--- WHAT YOU HAVE TO DO ---
Below, find each line holding "daha" and state how many there are, using the number alone.

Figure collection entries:

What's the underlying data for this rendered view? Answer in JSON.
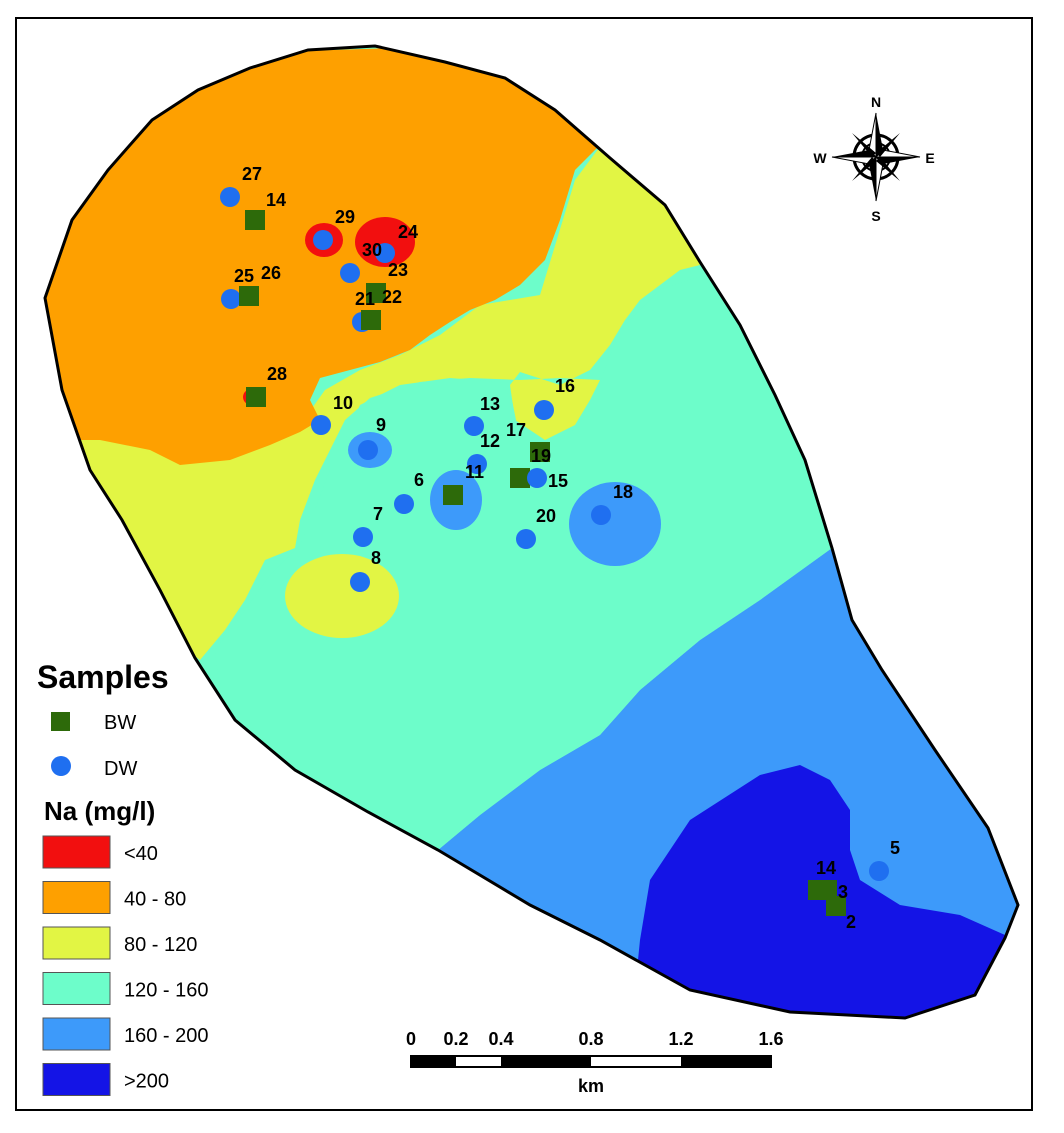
{
  "legend": {
    "samples_title": "Samples",
    "sample_types": [
      {
        "label": "BW",
        "shape": "square",
        "color": "#2d6a0a"
      },
      {
        "label": "DW",
        "shape": "circle",
        "color": "#1f6ff0"
      }
    ],
    "na_title": "Na (mg/l)",
    "classes": [
      {
        "label": "<40",
        "color": "#f20f0f"
      },
      {
        "label": "40 - 80",
        "color": "#fea000"
      },
      {
        "label": "80 - 120",
        "color": "#e2f544"
      },
      {
        "label": "120 - 160",
        "color": "#6dfdca"
      },
      {
        "label": "160 - 200",
        "color": "#3d9afa"
      },
      {
        "label": ">200",
        "color": "#1414e6"
      }
    ]
  },
  "scale_bar": {
    "ticks": [
      "0",
      "0.2",
      "0.4",
      "0.8",
      "1.2",
      "1.6"
    ],
    "unit": "km"
  },
  "compass": {
    "n": "N",
    "s": "S",
    "e": "E",
    "w": "W"
  },
  "sample_labels": [
    "27",
    "14",
    "29",
    "24",
    "30",
    "23",
    "25",
    "26",
    "21",
    "22",
    "28",
    "10",
    "9",
    "13",
    "12",
    "17",
    "16",
    "19",
    "11",
    "15",
    "6",
    "7",
    "8",
    "18",
    "20",
    "5",
    "14",
    "3",
    "2"
  ]
}
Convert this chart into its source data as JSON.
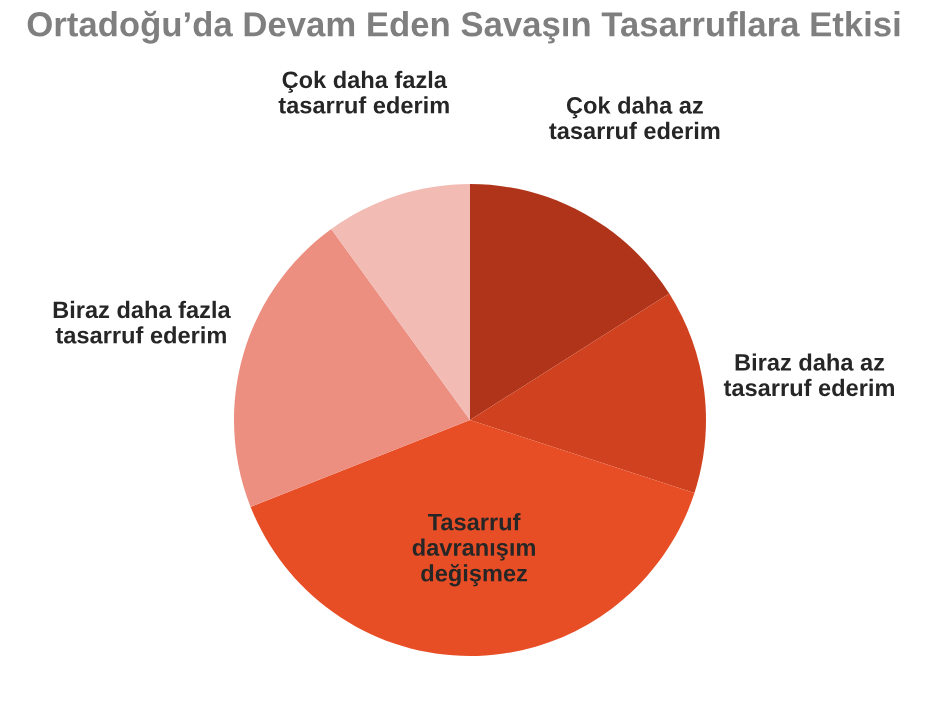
{
  "chart_data": {
    "type": "pie",
    "title": "Ortadoğu’da Devam Eden Savaşın Tasarruflara Etkisi",
    "categories": [
      "Çok daha az\ntasarruf ederim",
      "Biraz daha az\ntasarruf ederim",
      "Tasarruf\ndavranışım\ndeğişmez",
      "Biraz daha fazla\ntasarruf ederim",
      "Çok daha fazla\ntasarruf ederim"
    ],
    "values": [
      16,
      14,
      39,
      21,
      10
    ],
    "colors": [
      "#b0341a",
      "#cf411f",
      "#e84e26",
      "#ec8f80",
      "#f2bcb5"
    ],
    "legend": false
  }
}
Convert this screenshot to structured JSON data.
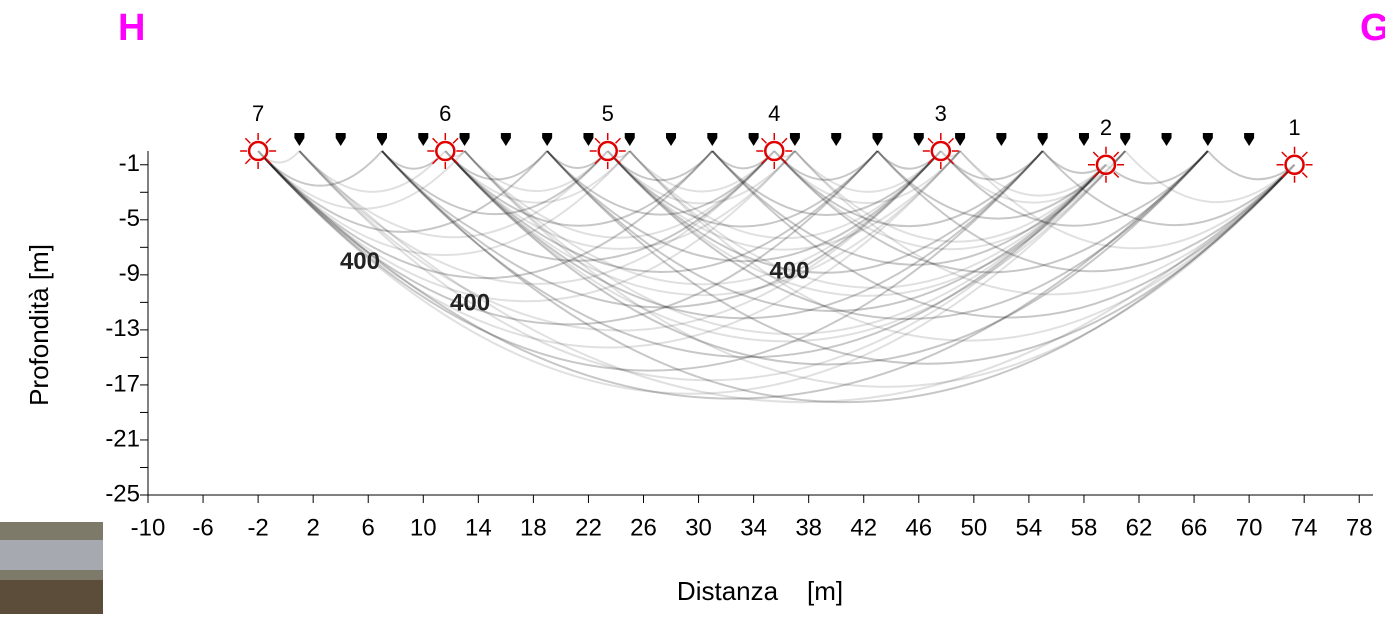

--- SOLUTION FOR THIS TASK ---
4